_Exercise aim_
Could you copy out every line of the data where the word "Wound" occurs?
---- Excerpted records
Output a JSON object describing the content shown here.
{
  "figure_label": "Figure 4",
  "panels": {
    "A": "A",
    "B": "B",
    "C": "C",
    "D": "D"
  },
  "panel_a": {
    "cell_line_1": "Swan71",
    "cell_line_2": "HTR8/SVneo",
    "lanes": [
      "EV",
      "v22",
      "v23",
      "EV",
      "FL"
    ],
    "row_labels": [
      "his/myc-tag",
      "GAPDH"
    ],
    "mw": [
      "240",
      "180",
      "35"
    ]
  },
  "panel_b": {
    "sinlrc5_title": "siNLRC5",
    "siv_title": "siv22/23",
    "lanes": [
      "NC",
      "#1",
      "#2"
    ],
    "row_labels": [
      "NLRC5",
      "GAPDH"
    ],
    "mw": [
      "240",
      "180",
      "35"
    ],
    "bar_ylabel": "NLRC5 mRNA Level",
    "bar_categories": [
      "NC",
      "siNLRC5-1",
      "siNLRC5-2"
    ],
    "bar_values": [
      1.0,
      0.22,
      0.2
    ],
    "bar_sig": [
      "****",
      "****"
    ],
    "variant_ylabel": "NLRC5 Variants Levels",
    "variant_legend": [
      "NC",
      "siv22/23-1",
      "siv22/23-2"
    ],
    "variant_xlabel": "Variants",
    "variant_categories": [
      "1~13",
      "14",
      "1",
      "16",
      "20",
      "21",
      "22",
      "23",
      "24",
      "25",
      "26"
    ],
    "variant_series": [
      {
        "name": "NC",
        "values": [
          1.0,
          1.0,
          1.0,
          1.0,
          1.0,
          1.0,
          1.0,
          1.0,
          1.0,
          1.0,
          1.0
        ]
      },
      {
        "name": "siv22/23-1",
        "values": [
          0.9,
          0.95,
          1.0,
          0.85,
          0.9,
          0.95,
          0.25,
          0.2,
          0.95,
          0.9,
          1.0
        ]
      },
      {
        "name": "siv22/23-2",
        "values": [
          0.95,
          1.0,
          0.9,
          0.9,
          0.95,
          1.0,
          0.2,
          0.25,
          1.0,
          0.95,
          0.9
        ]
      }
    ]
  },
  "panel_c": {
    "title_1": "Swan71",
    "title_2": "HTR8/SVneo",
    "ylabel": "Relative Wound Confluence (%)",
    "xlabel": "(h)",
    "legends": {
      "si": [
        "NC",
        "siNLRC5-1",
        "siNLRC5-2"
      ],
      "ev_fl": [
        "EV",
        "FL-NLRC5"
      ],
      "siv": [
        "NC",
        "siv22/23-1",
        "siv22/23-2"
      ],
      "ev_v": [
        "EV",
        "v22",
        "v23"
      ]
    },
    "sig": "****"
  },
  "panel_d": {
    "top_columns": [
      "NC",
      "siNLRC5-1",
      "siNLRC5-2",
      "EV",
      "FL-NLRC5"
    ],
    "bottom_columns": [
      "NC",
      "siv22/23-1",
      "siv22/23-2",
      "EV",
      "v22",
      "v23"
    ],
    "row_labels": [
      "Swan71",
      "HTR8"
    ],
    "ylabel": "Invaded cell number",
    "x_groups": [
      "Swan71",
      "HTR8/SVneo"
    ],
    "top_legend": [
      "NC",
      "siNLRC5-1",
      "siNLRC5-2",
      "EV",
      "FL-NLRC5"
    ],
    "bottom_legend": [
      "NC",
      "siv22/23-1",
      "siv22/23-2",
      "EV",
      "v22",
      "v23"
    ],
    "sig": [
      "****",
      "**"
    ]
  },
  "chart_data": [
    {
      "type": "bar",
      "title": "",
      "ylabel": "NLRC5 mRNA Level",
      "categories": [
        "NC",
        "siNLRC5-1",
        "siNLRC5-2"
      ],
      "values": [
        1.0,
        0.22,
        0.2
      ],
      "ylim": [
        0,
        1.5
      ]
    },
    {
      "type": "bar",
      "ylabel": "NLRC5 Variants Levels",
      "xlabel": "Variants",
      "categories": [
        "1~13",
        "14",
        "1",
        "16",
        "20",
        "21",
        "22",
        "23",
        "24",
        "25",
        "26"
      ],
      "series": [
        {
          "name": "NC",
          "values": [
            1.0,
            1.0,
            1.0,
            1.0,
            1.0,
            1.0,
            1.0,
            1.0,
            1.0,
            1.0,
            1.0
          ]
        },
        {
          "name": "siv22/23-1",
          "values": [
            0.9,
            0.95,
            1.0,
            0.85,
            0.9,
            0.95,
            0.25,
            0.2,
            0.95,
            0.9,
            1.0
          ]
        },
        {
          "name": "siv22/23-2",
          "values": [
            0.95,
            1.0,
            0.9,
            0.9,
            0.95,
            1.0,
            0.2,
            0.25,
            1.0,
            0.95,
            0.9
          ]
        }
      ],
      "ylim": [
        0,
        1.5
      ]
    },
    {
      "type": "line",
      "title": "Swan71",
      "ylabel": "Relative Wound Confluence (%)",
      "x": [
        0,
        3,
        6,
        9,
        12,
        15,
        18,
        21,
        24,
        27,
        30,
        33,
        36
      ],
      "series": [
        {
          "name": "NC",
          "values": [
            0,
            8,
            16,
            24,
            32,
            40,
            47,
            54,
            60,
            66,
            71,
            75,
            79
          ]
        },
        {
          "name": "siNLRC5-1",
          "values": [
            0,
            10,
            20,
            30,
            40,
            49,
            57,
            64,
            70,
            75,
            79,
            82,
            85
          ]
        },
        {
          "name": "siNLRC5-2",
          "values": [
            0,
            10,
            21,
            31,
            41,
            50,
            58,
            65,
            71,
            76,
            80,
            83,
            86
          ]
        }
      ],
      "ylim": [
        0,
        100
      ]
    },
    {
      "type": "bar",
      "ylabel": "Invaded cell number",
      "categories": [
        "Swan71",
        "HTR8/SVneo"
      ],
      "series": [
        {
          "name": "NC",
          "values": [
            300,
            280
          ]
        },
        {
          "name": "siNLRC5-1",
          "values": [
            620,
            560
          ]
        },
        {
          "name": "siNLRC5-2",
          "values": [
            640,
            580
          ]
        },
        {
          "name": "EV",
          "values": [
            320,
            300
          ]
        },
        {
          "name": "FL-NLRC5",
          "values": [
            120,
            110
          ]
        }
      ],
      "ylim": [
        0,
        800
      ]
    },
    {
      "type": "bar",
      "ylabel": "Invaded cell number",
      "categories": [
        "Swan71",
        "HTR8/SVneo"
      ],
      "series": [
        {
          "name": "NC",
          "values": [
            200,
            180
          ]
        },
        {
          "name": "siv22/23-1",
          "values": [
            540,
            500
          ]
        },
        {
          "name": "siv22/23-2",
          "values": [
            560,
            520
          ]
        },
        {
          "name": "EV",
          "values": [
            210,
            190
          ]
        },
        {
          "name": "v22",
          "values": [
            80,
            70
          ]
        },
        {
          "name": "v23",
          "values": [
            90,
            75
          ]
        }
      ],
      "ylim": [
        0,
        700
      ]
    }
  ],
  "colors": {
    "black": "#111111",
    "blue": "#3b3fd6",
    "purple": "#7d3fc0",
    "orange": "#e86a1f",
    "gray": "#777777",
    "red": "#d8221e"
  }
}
--------
_Task output_
    "ylabel": "Relative Wound Confluence (%)",
      "ylabel": "Relative Wound Confluence (%)",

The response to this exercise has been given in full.